— Exercise directions —
Restate the full listing word for word and leave the pictures out.

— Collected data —
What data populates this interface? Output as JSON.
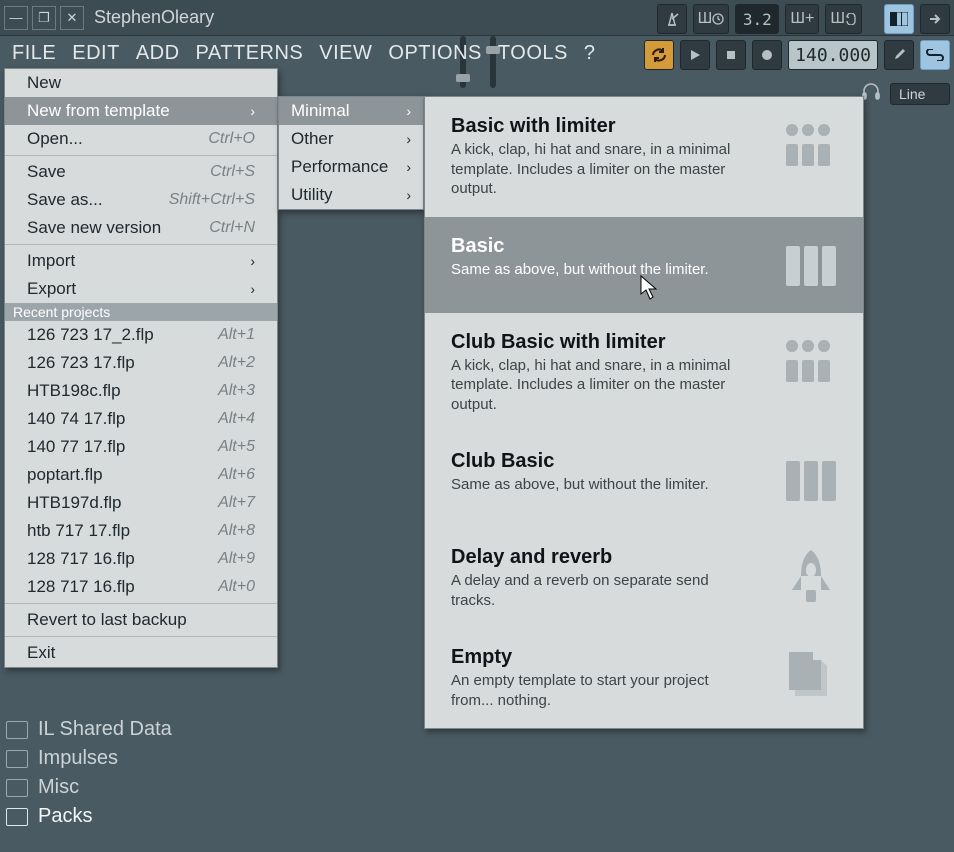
{
  "window": {
    "title": "StephenOleary",
    "min_glyph": "—",
    "max_glyph": "❐",
    "close_glyph": "✕"
  },
  "toolbar": {
    "tempo": "140.000",
    "pattern_display": "3.2",
    "output_label": "Line"
  },
  "menubar": [
    "FILE",
    "EDIT",
    "ADD",
    "PATTERNS",
    "VIEW",
    "OPTIONS",
    "TOOLS",
    "?"
  ],
  "file_menu": {
    "items": [
      {
        "label": "New",
        "key": "",
        "chev": false
      },
      {
        "label": "New from template",
        "key": "",
        "chev": true,
        "highlight": true
      },
      {
        "label": "Open...",
        "key": "Ctrl+O",
        "chev": false
      },
      {
        "sep": true
      },
      {
        "label": "Save",
        "key": "Ctrl+S",
        "chev": false
      },
      {
        "label": "Save as...",
        "key": "Shift+Ctrl+S",
        "chev": false
      },
      {
        "label": "Save new version",
        "key": "Ctrl+N",
        "chev": false
      },
      {
        "sep": true
      },
      {
        "label": "Import",
        "key": "",
        "chev": true
      },
      {
        "label": "Export",
        "key": "",
        "chev": true
      },
      {
        "section": "Recent projects"
      },
      {
        "label": "126 723 17_2.flp",
        "key": "Alt+1",
        "chev": false
      },
      {
        "label": "126 723 17.flp",
        "key": "Alt+2",
        "chev": false
      },
      {
        "label": "HTB198c.flp",
        "key": "Alt+3",
        "chev": false
      },
      {
        "label": "140 74 17.flp",
        "key": "Alt+4",
        "chev": false
      },
      {
        "label": "140 77 17.flp",
        "key": "Alt+5",
        "chev": false
      },
      {
        "label": "poptart.flp",
        "key": "Alt+6",
        "chev": false
      },
      {
        "label": "HTB197d.flp",
        "key": "Alt+7",
        "chev": false
      },
      {
        "label": "htb 717 17.flp",
        "key": "Alt+8",
        "chev": false
      },
      {
        "label": "128 717 16.flp",
        "key": "Alt+9",
        "chev": false
      },
      {
        "label": "128 717 16.flp",
        "key": "Alt+0",
        "chev": false
      },
      {
        "sep": true
      },
      {
        "label": "Revert to last backup",
        "key": "",
        "chev": false
      },
      {
        "sep": true
      },
      {
        "label": "Exit",
        "key": "",
        "chev": false
      }
    ]
  },
  "template_categories": [
    {
      "label": "Minimal",
      "highlight": true
    },
    {
      "label": "Other",
      "highlight": false
    },
    {
      "label": "Performance",
      "highlight": false
    },
    {
      "label": "Utility",
      "highlight": false
    }
  ],
  "templates": [
    {
      "title": "Basic with limiter",
      "desc": "A kick, clap, hi hat and snare, in a minimal template. Includes a limiter on the master output.",
      "icon": "drum"
    },
    {
      "title": "Basic",
      "desc": "Same as above, but without the limiter.",
      "icon": "bars",
      "highlight": true
    },
    {
      "title": "Club Basic with limiter",
      "desc": "A kick, clap, hi hat and snare, in a minimal template. Includes a limiter on the master output.",
      "icon": "drum"
    },
    {
      "title": "Club Basic",
      "desc": "Same as above, but without the limiter.",
      "icon": "bars"
    },
    {
      "title": "Delay and reverb",
      "desc": "A delay and a reverb on separate send tracks.",
      "icon": "rocket"
    },
    {
      "title": "Empty",
      "desc": "An empty template to start your project from... nothing.",
      "icon": "file"
    }
  ],
  "browser": [
    {
      "label": "IL Shared Data",
      "active": false
    },
    {
      "label": "Impulses",
      "active": false
    },
    {
      "label": "Misc",
      "active": false
    },
    {
      "label": "Packs",
      "active": true
    }
  ]
}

— Result of this exercise —
What data populates this interface? Output as JSON.
{
  "window": {
    "title": "StephenOleary",
    "min_glyph": "—",
    "max_glyph": "❐",
    "close_glyph": "✕"
  },
  "toolbar": {
    "tempo": "140.000",
    "pattern_display": "3.2",
    "output_label": "Line"
  },
  "menubar": [
    "FILE",
    "EDIT",
    "ADD",
    "PATTERNS",
    "VIEW",
    "OPTIONS",
    "TOOLS",
    "?"
  ],
  "file_menu": {
    "items": [
      {
        "label": "New",
        "key": "",
        "chev": false
      },
      {
        "label": "New from template",
        "key": "",
        "chev": true,
        "highlight": true
      },
      {
        "label": "Open...",
        "key": "Ctrl+O",
        "chev": false
      },
      {
        "sep": true
      },
      {
        "label": "Save",
        "key": "Ctrl+S",
        "chev": false
      },
      {
        "label": "Save as...",
        "key": "Shift+Ctrl+S",
        "chev": false
      },
      {
        "label": "Save new version",
        "key": "Ctrl+N",
        "chev": false
      },
      {
        "sep": true
      },
      {
        "label": "Import",
        "key": "",
        "chev": true
      },
      {
        "label": "Export",
        "key": "",
        "chev": true
      },
      {
        "section": "Recent projects"
      },
      {
        "label": "126 723 17_2.flp",
        "key": "Alt+1",
        "chev": false
      },
      {
        "label": "126 723 17.flp",
        "key": "Alt+2",
        "chev": false
      },
      {
        "label": "HTB198c.flp",
        "key": "Alt+3",
        "chev": false
      },
      {
        "label": "140 74 17.flp",
        "key": "Alt+4",
        "chev": false
      },
      {
        "label": "140 77 17.flp",
        "key": "Alt+5",
        "chev": false
      },
      {
        "label": "poptart.flp",
        "key": "Alt+6",
        "chev": false
      },
      {
        "label": "HTB197d.flp",
        "key": "Alt+7",
        "chev": false
      },
      {
        "label": "htb 717 17.flp",
        "key": "Alt+8",
        "chev": false
      },
      {
        "label": "128 717 16.flp",
        "key": "Alt+9",
        "chev": false
      },
      {
        "label": "128 717 16.flp",
        "key": "Alt+0",
        "chev": false
      },
      {
        "sep": true
      },
      {
        "label": "Revert to last backup",
        "key": "",
        "chev": false
      },
      {
        "sep": true
      },
      {
        "label": "Exit",
        "key": "",
        "chev": false
      }
    ]
  },
  "template_categories": [
    {
      "label": "Minimal",
      "highlight": true
    },
    {
      "label": "Other",
      "highlight": false
    },
    {
      "label": "Performance",
      "highlight": false
    },
    {
      "label": "Utility",
      "highlight": false
    }
  ],
  "templates": [
    {
      "title": "Basic with limiter",
      "desc": "A kick, clap, hi hat and snare, in a minimal template. Includes a limiter on the master output.",
      "icon": "drum"
    },
    {
      "title": "Basic",
      "desc": "Same as above, but without the limiter.",
      "icon": "bars",
      "highlight": true
    },
    {
      "title": "Club Basic with limiter",
      "desc": "A kick, clap, hi hat and snare, in a minimal template. Includes a limiter on the master output.",
      "icon": "drum"
    },
    {
      "title": "Club Basic",
      "desc": "Same as above, but without the limiter.",
      "icon": "bars"
    },
    {
      "title": "Delay and reverb",
      "desc": "A delay and a reverb on separate send tracks.",
      "icon": "rocket"
    },
    {
      "title": "Empty",
      "desc": "An empty template to start your project from... nothing.",
      "icon": "file"
    }
  ],
  "browser": [
    {
      "label": "IL Shared Data",
      "active": false
    },
    {
      "label": "Impulses",
      "active": false
    },
    {
      "label": "Misc",
      "active": false
    },
    {
      "label": "Packs",
      "active": true
    }
  ]
}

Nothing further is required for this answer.